> _TO DO_:
a - Reproduce verbatim the passage of the post on the Munax stealth crawler that begins at the words "Well listen up" and ends after the words "82.99.30.15 Mozilla/4.0 (compatible; MSIE 6.0; Windows NT 5.1)".
b - Resume the post on the Munax stealth crawler, continuing it from the last line shown.

> _DOCUMENT TEXT_:
>>>>
Tuesday, November 06, 2007

Munax Stealth Crawler

Stumbled upon a stealth crawler hitting my site from multiple IPs and it turned out to belong to Munax who claims right up front that they haven't named their crawler and fake being a legit user which is pretty damned scummy.

My guess would be they figured out they couldn't access sites with good security so they decided to get around it without a bot name, but here's some bullshit excuse they use:

Our crawler does not have a "name", yet. Instead it announces itself to be a standard web browser, a "Mozilla 4.0" kind-of-browser compatible with the browser Microsoft Internet Explorer 6.0, running on the Windows NT 5.1 operating system. The reasons for this are: (a) Today, web servers are intelligent enough to react on the type of user agent. If our crawlers had a name, say MunaxRob or something like that, many web servers would not know about it and would return junk or maybe nothing at all. (b) We want the web server to return a page to us where the page looks as close as possible to a page that can be viewed with a standard web browser. This, to create the best possible indexing in our database and a WYSIWYG experience for anybody that is visiting our search engine.
Well listen up fuckheads, there's a reason we would return junk or nothing at all which is we don't want your goddamn spider crawling our fucking website!

What part of FUCK OFF! don't you understand that drives you to bypass our security and crawl regardless of whether we want you or not?

Amazingly they admit their IP range:
Your site might have been visited by our crawlers, with network addresses in the range of 82.99.30.2 - 82.99.30.73. Here is a short FAQ answering some of the questions you might have:
I've confirmed this crawl range in my logs:
82.99.30.15 Mozilla/4.0 (compatible; MSIE 6.0; Windows NT 5.1)
82.99.30.17 Mozilla/4.0 (compatible; MSIE 6.0; Windows NT 5.1)
82.99.30.21 Mozilla/4.0 (compatible; MSIE 6.0; Windows NT 5.1)
82.99.30.25 Mozilla/4.0 (compatible; MSIE 6.0; Windows NT 5.1)
82.99.30.26 Mozilla/4.0 (compatible; MSIE 6.0; Windows NT 5.1)
82.99.30.30 Mozilla/4.0 (compatible; MSIE 6.0; Windows NT 5.1)
<<<<
> _SUPPLIED RECORDS_:
>>>>
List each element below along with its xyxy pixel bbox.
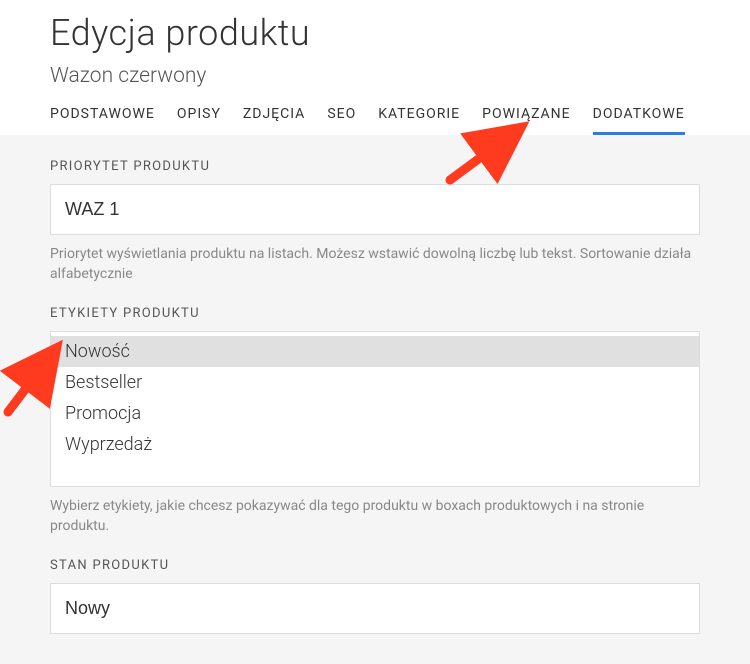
tab-seo[interactable]: SEO xyxy=(327,106,356,135)
etykiety-help: Wybierz etykiety, jakie chcesz pokazywać… xyxy=(50,497,700,536)
stan-input[interactable] xyxy=(50,583,700,634)
list-item[interactable]: Promocja xyxy=(51,398,699,429)
priority-input[interactable] xyxy=(50,184,700,235)
list-item[interactable]: Bestseller xyxy=(51,367,699,398)
product-name-subtitle: Wazon czerwony xyxy=(50,64,700,88)
priority-help: Priorytet wyświetlania produktu na lista… xyxy=(50,245,700,284)
etykiety-listbox[interactable]: Nowość Bestseller Promocja Wyprzedaż xyxy=(50,331,700,487)
tab-opisy[interactable]: OPISY xyxy=(177,106,221,135)
list-item[interactable]: Nowość xyxy=(51,336,699,367)
tab-powiazane[interactable]: POWIĄZANE xyxy=(482,106,571,135)
tab-podstawowe[interactable]: PODSTAWOWE xyxy=(50,106,155,135)
tabs-bar: PODSTAWOWE OPISY ZDJĘCIA SEO KATEGORIE P… xyxy=(50,106,700,135)
page-title: Edycja produktu xyxy=(50,12,700,54)
tab-dodatkowe[interactable]: DODATKOWE xyxy=(593,106,685,135)
list-item[interactable]: Wyprzedaż xyxy=(51,429,699,460)
etykiety-label: ETYKIETY PRODUKTU xyxy=(50,306,700,321)
tab-kategorie[interactable]: KATEGORIE xyxy=(378,106,460,135)
tab-zdjecia[interactable]: ZDJĘCIA xyxy=(243,106,305,135)
priority-label: PRIORYTET PRODUKTU xyxy=(50,159,700,174)
stan-label: STAN PRODUKTU xyxy=(50,558,700,573)
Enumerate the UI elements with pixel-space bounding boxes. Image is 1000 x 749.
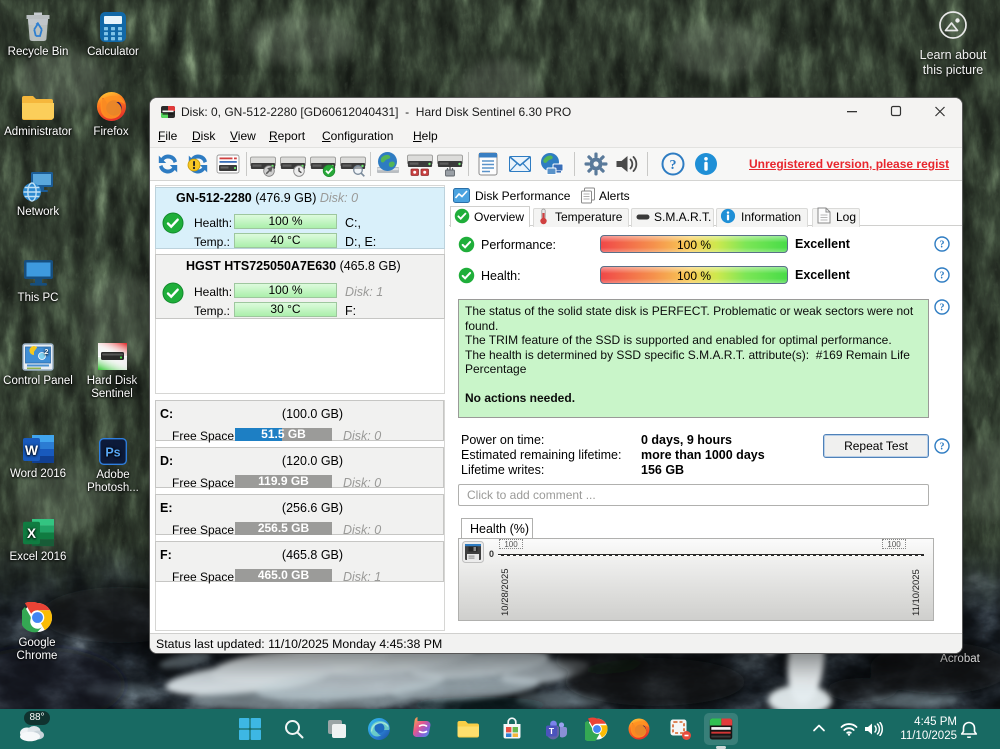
svg-text:?: ? bbox=[940, 271, 945, 282]
svg-text:?: ? bbox=[940, 442, 945, 453]
svg-text:2: 2 bbox=[45, 349, 49, 356]
svg-text:?: ? bbox=[940, 303, 945, 314]
svg-text:Ps: Ps bbox=[105, 446, 120, 460]
svg-text:?: ? bbox=[940, 240, 945, 251]
svg-text:?: ? bbox=[670, 158, 677, 173]
svg-text:W: W bbox=[24, 442, 38, 458]
svg-text:T: T bbox=[549, 726, 555, 736]
svg-text:X: X bbox=[26, 526, 35, 541]
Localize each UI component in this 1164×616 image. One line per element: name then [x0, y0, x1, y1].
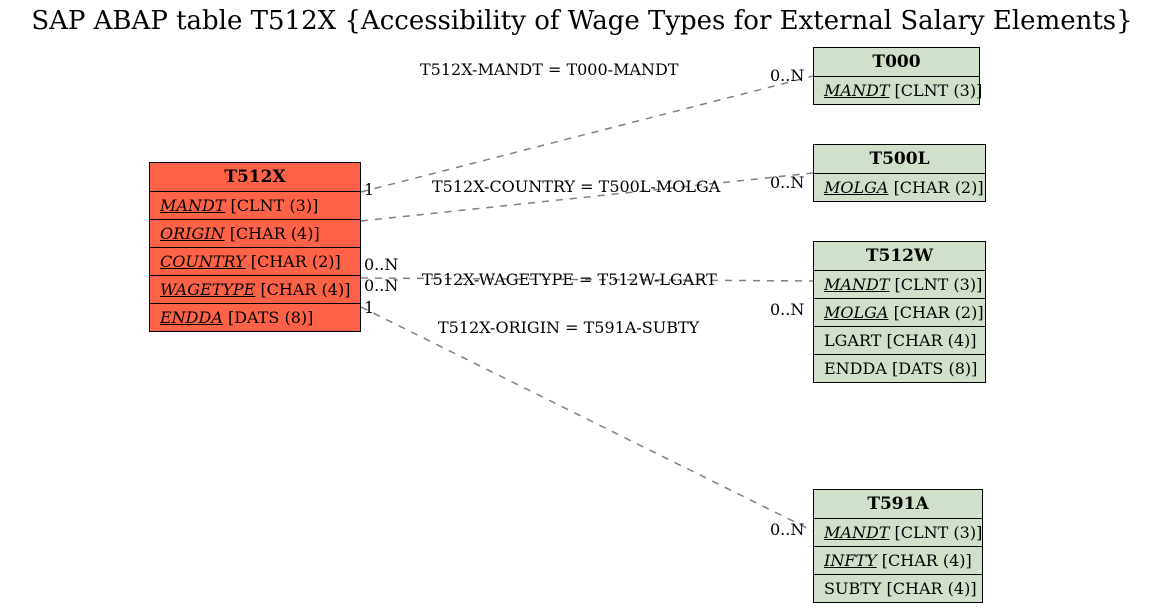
- table-field: WAGETYPE [CHAR (4)]: [150, 276, 360, 304]
- relation-label: T512X-WAGETYPE = T512W-LGART: [422, 270, 717, 289]
- table-t500l: T500L MOLGA [CHAR (2)]: [813, 144, 986, 202]
- cardinality-label: 0..N: [364, 255, 398, 274]
- table-t591a: T591A MANDT [CLNT (3)] INFTY [CHAR (4)] …: [813, 489, 983, 603]
- cardinality-label: 0..N: [770, 520, 804, 539]
- cardinality-label: 0..N: [770, 66, 804, 85]
- table-field: MOLGA [CHAR (2)]: [814, 174, 985, 201]
- table-field: SUBTY [CHAR (4)]: [814, 575, 982, 602]
- diagram-canvas: SAP ABAP table T512X {Accessibility of W…: [0, 0, 1164, 616]
- table-t512w: T512W MANDT [CLNT (3)] MOLGA [CHAR (2)] …: [813, 241, 986, 383]
- table-t000: T000 MANDT [CLNT (3)]: [813, 47, 980, 105]
- cardinality-label: 1: [364, 298, 374, 317]
- table-header: T591A: [814, 490, 982, 519]
- cardinality-label: 1: [364, 180, 374, 199]
- table-header: T512X: [150, 163, 360, 192]
- relation-label: T512X-MANDT = T000-MANDT: [420, 60, 679, 79]
- diagram-title: SAP ABAP table T512X {Accessibility of W…: [0, 6, 1164, 36]
- table-field: MANDT [CLNT (3)]: [814, 77, 979, 104]
- relation-label: T512X-COUNTRY = T500L-MOLGA: [432, 177, 720, 196]
- table-field: LGART [CHAR (4)]: [814, 327, 985, 355]
- table-field: COUNTRY [CHAR (2)]: [150, 248, 360, 276]
- cardinality-label: 0..N: [770, 300, 804, 319]
- table-header: T500L: [814, 145, 985, 174]
- cardinality-label: 0..N: [364, 276, 398, 295]
- table-field: ORIGIN [CHAR (4)]: [150, 220, 360, 248]
- table-t512x: T512X MANDT [CLNT (3)] ORIGIN [CHAR (4)]…: [149, 162, 361, 332]
- table-field: MANDT [CLNT (3)]: [814, 271, 985, 299]
- table-header: T000: [814, 48, 979, 77]
- table-field: INFTY [CHAR (4)]: [814, 547, 982, 575]
- relation-label: T512X-ORIGIN = T591A-SUBTY: [438, 318, 699, 337]
- table-field: ENDDA [DATS (8)]: [814, 355, 985, 382]
- table-field: ENDDA [DATS (8)]: [150, 304, 360, 331]
- cardinality-label: 0..N: [770, 173, 804, 192]
- table-field: MANDT [CLNT (3)]: [150, 192, 360, 220]
- table-header: T512W: [814, 242, 985, 271]
- table-field: MANDT [CLNT (3)]: [814, 519, 982, 547]
- table-field: MOLGA [CHAR (2)]: [814, 299, 985, 327]
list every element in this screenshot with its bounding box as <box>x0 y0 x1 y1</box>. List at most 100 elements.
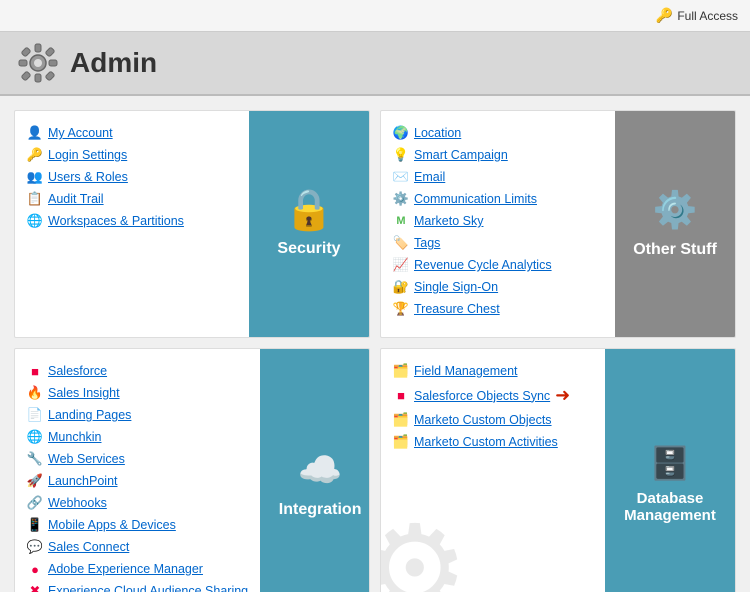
<<<<
> _ANSWERS BY TASK_:
a -
Well listen up fuckheads, there's a reason we would return junk or nothing at all which is we don't want your goddamn spider crawling our fucking website!

What part of FUCK OFF! don't you understand that drives you to bypass our security and crawl regardless of whether we want you or not?

Amazingly they admit their IP range:
Your site might have been visited by our crawlers, with network addresses in the range of 82.99.30.2 - 82.99.30.73. Here is a short FAQ answering some of the questions you might have:
I've confirmed this crawl range in my logs:
82.99.30.15 Mozilla/4.0 (compatible; MSIE 6.0; Windows NT 5.1)

b -
82.99.30.33 Mozilla/4.0 (compatible; MSIE 6.0; Windows NT 5.1)
82.99.30.37 Mozilla/4.0 (compatible; MSIE 6.0; Windows NT 5.1)
82.99.30.45 Mozilla/4.0 (compatible; MSIE 6.0; Windows NT 5.1)
82.99.30.54 Mozilla/4.0 (compatible; MSIE 6.0; Windows NT 5.1)
82.99.30.67 Mozilla/4.0 (compatible; MSIE 6.0; Windows NT 5.1)
Well, this fucking crawler is now blocked.

Bunch of bullshit....

5 comments:

Sam Jones said...

Why not block the whole Munax range 82.99.30.0/25:

% Information related to '82.99.30.0 - 82.99.30.127'
inetnum: 82.99.30.0 - 82.99.30.127
netname: MUNAXNET
descr: Munax AB
country: SE
person: Jan-Olof Granlund
address: Munax AB
address: Artillerigatan 6
address: 114 51 Stockholm
address: Sweden
phone: +46 (0)73 932 3678
e-mail: info@munax.com

and yes their crawling FAQ is amazingly arrogant and conntemptible of site owners.

Note how they say, while they respect robots.txt, they will (a) **still** retrieve your home page regardless, AND (b) will also - regardless of any robots.txt settings - STILL INDEX ANY PAGES ON YOUR SITE THAT MAY BE LINK TO YOUR SITE OFF OTHER SITES "assuming that those links must be OK to index since other sites are allowed to link to your site"

And note the instructions on removing your site from their index - basically they are saying 'if you are lucky, we might remove your content if you are very lucky'. Arseholes!!

=======================
"Do you honour the robots.txt protocol ?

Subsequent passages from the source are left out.